▸ Texto del documento:
━━━━━━━━━━━━━━━━━━━━━━━━━━━━━━
DESPUÉS DEL DESALIENTO QUE PRODUJO el quinto Informe, puede uno decir que la vida sigue. Se puede, incluso, proponer que hay vida después del PRI y del sistema del que ha sido eje y peón por mucho tiempo. Difícil es, sin embargo, decir lo mismo del aparato que la postrevolución inventó para perpetuarse en el poder.
No hay duda de que con su debate tan amarrado y, sobre todo, con su apertura a la competencia interna y su apuesta por las abiertas "universales" que tanto gustan al presidente Zedillo, el PRI ha retomado una posición que parecía haber perdido sin remedio. Ante la gente, el partido heredero de la genial invención de Calles se volvió de nuevo un fenómeno real y potente de opinión pública, tan pujante que obligó a la oposición principal y a sus satélites a apurar los tragos amargos de una iniciativa de alianza que no era de su gusto.
Pronto pudimos darnos cuenta, y así debe haberle ocurrido a la cúpula del go-bierno y su partido, que retornar a la opinión pública no es suficiente para ofrecer en serio lo que la ciudadanía reclama cada vez más a cambio de su voto: sentido de responsabilidad para gobernar, y pruebas claras de que se ha entendido, asumido y aceptado el cambio del país hacia un sistema democrático.
Esto último, el PRI no ha sido capaz de ofrecerlo y el encono verbal del debate del pasado miércoles lleva a temer que no lo va a hacer en el futuro. El debate no fue ni podría haber sido el momento final de la verdad. Quedan a los priístas y a los aspirantes a encabezarlos el año próximo, largos meses de recorrido por las casi ignotas tierras de la preferencia ciudadana. Lo que no aparece por ningún lado, es la voluntad de preparar el terreno para hacer de esa inédita elección el inicio de una campaña presidencial basada en la unidad activa del partido. Los dichos y los embates que han rodeado la campaña interna hasta ahora, lo que más bien nos dicen es que esos preparativos, que incluyen unos acuerdos para el reparto de posiciones entre los contendientes de los que sólo saldrá un ganador, no sólo no se hacen sino que es cada día más difícil hacerlo.
━━━━━━━━━━━━━━━━━━━━━━━━━━━━━━
▸ Datos proporcionados:
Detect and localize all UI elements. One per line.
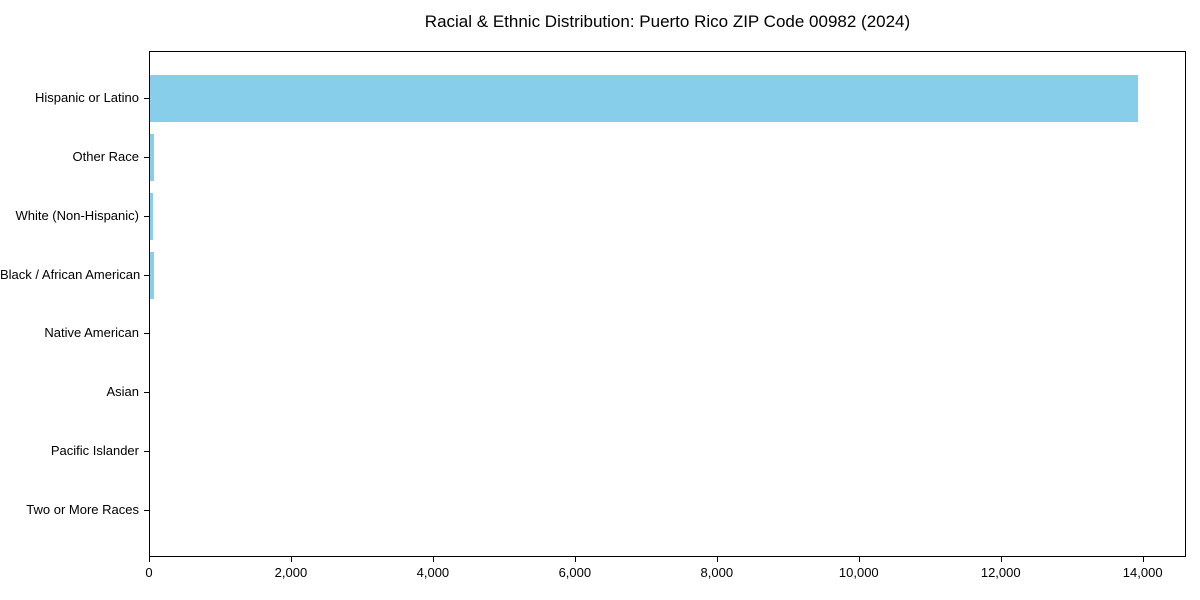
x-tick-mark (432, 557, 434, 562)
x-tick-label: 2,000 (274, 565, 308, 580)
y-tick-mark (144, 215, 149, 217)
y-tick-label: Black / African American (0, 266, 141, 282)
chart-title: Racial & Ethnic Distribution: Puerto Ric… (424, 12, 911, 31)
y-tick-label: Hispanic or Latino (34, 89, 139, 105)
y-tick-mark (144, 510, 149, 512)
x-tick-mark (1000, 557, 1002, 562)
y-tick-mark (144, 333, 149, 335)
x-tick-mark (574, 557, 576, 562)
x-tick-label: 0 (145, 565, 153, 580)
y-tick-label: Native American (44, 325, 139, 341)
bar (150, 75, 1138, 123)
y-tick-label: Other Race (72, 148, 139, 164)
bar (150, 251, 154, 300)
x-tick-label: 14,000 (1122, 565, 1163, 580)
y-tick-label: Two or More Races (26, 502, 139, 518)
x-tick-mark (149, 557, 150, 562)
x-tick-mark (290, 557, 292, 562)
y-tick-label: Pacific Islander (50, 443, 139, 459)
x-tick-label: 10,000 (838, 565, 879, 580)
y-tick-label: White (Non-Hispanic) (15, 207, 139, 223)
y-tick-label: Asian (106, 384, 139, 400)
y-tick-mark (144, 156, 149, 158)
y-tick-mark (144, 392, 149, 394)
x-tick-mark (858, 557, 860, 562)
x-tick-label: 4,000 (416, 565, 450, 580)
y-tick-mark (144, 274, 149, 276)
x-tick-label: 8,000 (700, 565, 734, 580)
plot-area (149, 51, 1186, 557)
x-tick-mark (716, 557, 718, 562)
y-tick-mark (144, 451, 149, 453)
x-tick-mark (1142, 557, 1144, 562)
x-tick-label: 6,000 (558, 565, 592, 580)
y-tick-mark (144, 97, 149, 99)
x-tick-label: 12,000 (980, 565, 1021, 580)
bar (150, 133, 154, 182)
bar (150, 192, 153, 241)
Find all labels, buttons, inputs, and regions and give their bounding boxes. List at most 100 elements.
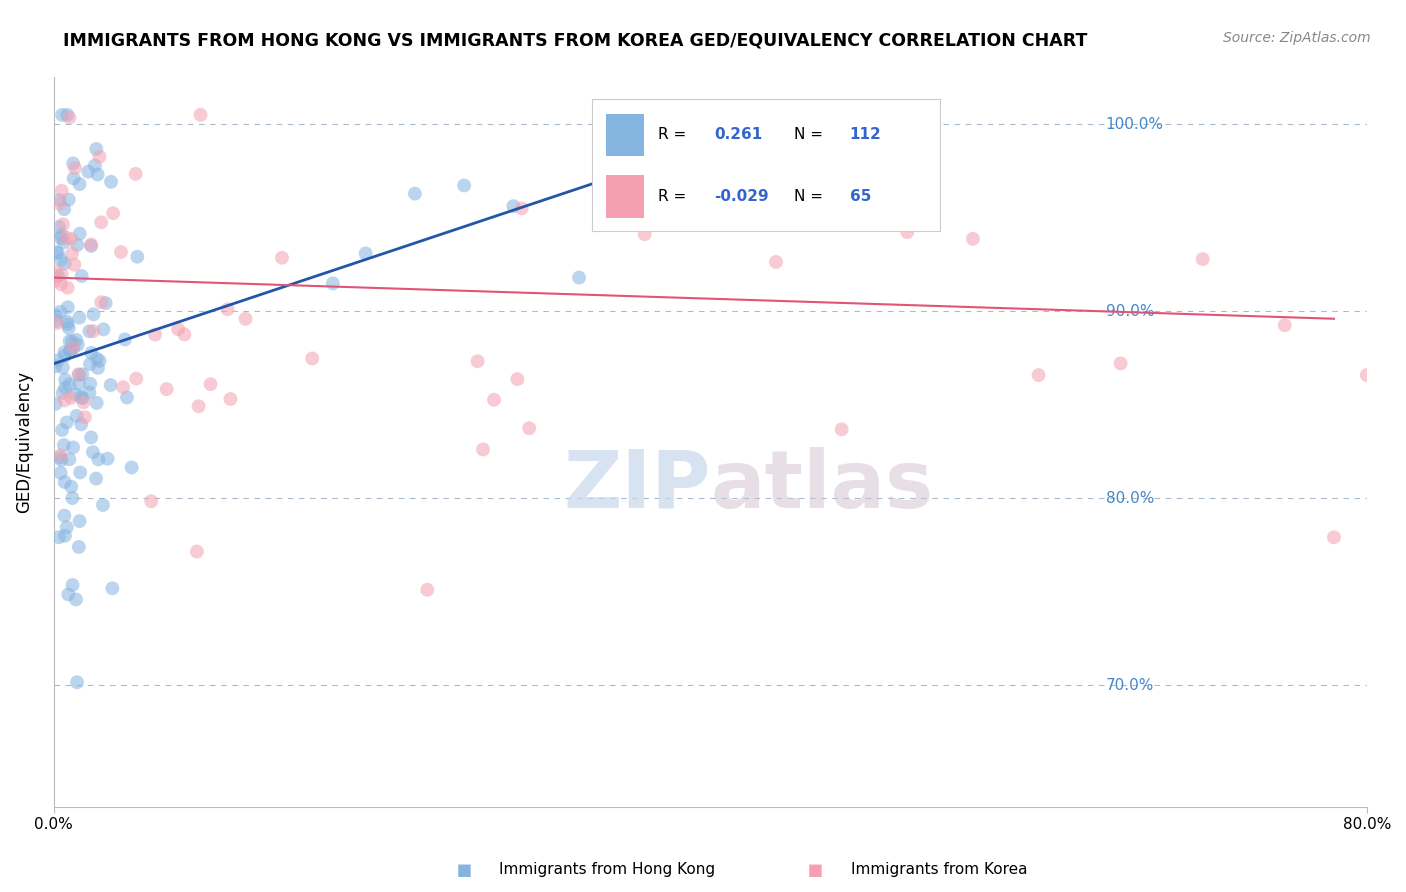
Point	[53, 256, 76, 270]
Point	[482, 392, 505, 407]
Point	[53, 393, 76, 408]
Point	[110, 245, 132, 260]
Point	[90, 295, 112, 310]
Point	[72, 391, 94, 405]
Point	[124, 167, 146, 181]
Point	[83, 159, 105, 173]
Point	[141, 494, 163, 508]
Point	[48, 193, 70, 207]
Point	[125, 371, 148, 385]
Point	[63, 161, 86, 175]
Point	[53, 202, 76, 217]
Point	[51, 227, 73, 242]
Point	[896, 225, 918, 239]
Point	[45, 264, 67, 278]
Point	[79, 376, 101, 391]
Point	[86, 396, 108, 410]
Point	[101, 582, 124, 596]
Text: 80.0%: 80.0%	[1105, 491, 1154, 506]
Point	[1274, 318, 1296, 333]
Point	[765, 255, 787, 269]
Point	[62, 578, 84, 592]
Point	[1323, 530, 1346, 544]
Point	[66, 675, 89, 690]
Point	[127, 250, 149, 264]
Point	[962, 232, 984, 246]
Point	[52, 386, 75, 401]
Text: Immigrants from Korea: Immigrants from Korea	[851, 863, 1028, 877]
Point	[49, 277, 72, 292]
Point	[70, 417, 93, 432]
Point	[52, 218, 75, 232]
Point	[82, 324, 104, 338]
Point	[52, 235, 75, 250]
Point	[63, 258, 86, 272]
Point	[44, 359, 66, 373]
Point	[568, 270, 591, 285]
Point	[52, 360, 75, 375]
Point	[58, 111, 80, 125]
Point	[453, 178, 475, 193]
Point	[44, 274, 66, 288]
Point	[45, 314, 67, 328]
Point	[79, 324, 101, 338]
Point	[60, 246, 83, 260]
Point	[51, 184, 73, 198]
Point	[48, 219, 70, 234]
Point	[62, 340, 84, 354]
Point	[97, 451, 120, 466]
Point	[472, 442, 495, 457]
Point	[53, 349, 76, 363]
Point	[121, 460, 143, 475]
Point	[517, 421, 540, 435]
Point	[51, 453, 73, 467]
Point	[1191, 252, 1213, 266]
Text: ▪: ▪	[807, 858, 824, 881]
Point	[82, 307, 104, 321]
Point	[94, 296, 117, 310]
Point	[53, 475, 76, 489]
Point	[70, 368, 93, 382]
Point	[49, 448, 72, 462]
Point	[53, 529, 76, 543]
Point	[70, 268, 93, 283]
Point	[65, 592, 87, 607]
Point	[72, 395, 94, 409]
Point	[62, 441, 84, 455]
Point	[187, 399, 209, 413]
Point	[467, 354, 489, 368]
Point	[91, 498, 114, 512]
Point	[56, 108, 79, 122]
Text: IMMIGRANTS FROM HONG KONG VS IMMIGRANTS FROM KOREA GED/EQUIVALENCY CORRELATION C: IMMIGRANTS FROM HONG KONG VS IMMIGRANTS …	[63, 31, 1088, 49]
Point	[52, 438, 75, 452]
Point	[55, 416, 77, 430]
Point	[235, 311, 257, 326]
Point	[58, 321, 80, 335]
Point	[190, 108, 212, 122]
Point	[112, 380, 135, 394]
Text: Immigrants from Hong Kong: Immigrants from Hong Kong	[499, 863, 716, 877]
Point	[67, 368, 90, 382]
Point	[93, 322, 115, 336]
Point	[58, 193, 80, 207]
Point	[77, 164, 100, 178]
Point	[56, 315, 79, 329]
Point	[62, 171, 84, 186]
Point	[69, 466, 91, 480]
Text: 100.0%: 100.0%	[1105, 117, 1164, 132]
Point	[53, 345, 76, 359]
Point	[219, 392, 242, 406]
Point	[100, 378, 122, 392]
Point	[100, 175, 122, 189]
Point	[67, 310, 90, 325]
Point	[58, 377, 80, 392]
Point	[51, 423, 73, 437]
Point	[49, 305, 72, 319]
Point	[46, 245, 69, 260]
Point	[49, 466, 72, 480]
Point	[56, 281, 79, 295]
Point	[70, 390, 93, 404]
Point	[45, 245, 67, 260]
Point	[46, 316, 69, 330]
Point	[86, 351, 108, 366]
━━━━━━━━━━━━━━━━━━━━━━━━━━━━━━
▸ Solicitudes:
**A)** Según el texto sobre el PRI, ¿qué día de la semana se celebró el debate cuyo encono verbal se menciona?
**B)** Repite sin cambios las líneas de las entradas, comenzando por la línea que contiene "x-tick-mark (432, 557, 434, 562)" y siguiendo hasta la línea que contiene "x-tick-label: 14,000 (1122, 565, 1163, 580)", ambas incluidas.

▸ Resultados por tarea:
**A)** El miércoles.

**B)**
x-tick-mark (432, 557, 434, 562)
x-tick-label: 2,000 (274, 565, 308, 580)
y-tick-mark (144, 215, 149, 217)
y-tick-label: Black / African American (0, 266, 141, 282)
chart-title: Racial & Ethnic Distribution: Puerto Ric… (424, 12, 911, 31)
y-tick-label: Hispanic or Latino (34, 89, 139, 105)
y-tick-mark (144, 510, 149, 512)
x-tick-mark (1000, 557, 1002, 562)
y-tick-mark (144, 333, 149, 335)
x-tick-mark (574, 557, 576, 562)
x-tick-label: 0 (145, 565, 153, 580)
y-tick-label: Native American (44, 325, 139, 341)
bar (150, 75, 1138, 123)
y-tick-label: Other Race (72, 148, 139, 164)
bar (150, 251, 154, 300)
x-tick-label: 14,000 (1122, 565, 1163, 580)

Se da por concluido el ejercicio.